> **Stated task**: Copy the data precisely, character for character, and leave out every picture.

> **Data section**:
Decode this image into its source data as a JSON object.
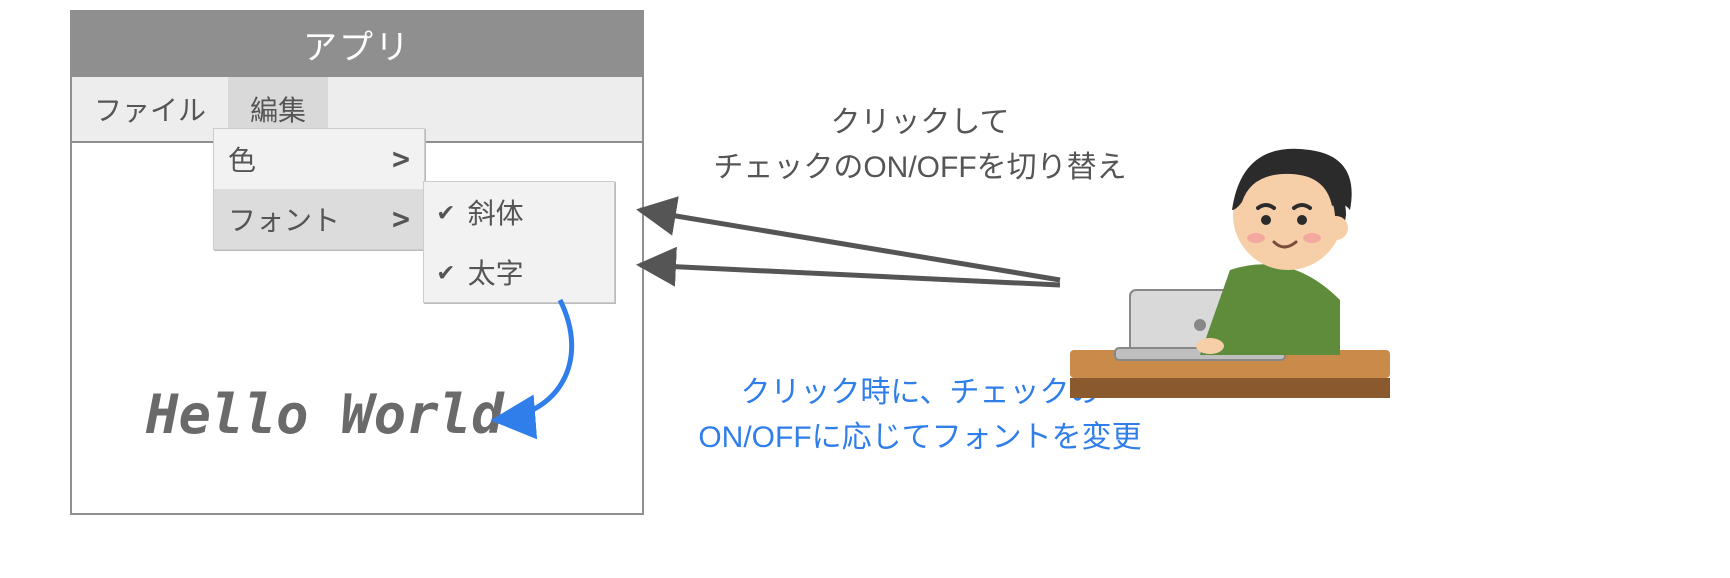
{
  "app": {
    "title": "アプリ",
    "menubar": {
      "file": "ファイル",
      "edit": "編集"
    },
    "submenu": {
      "color": {
        "label": "色",
        "arrow": ">"
      },
      "font": {
        "label": "フォント",
        "arrow": ">"
      }
    },
    "checkmenu": {
      "italic": {
        "check": "✔",
        "label": "斜体"
      },
      "bold": {
        "check": "✔",
        "label": "太字"
      }
    },
    "display_text": "Hello World"
  },
  "annotations": {
    "top_line1": "クリックして",
    "top_line2": "チェックのON/OFFを切り替え",
    "bottom_line1": "クリック時に、チェックの",
    "bottom_line2": "ON/OFFに応じてフォントを変更"
  }
}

> **Problem solution**:
Decode this image into its source data as a JSON object.
{
  "app": {
    "title": "アプリ",
    "menubar": {
      "file": "ファイル",
      "edit": "編集"
    },
    "submenu": {
      "color": {
        "label": "色",
        "arrow": ">"
      },
      "font": {
        "label": "フォント",
        "arrow": ">"
      }
    },
    "checkmenu": {
      "italic": {
        "check": "✔",
        "label": "斜体"
      },
      "bold": {
        "check": "✔",
        "label": "太字"
      }
    },
    "display_text": "Hello World"
  },
  "annotations": {
    "top_line1": "クリックして",
    "top_line2": "チェックのON/OFFを切り替え",
    "bottom_line1": "クリック時に、チェックの",
    "bottom_line2": "ON/OFFに応じてフォントを変更"
  }
}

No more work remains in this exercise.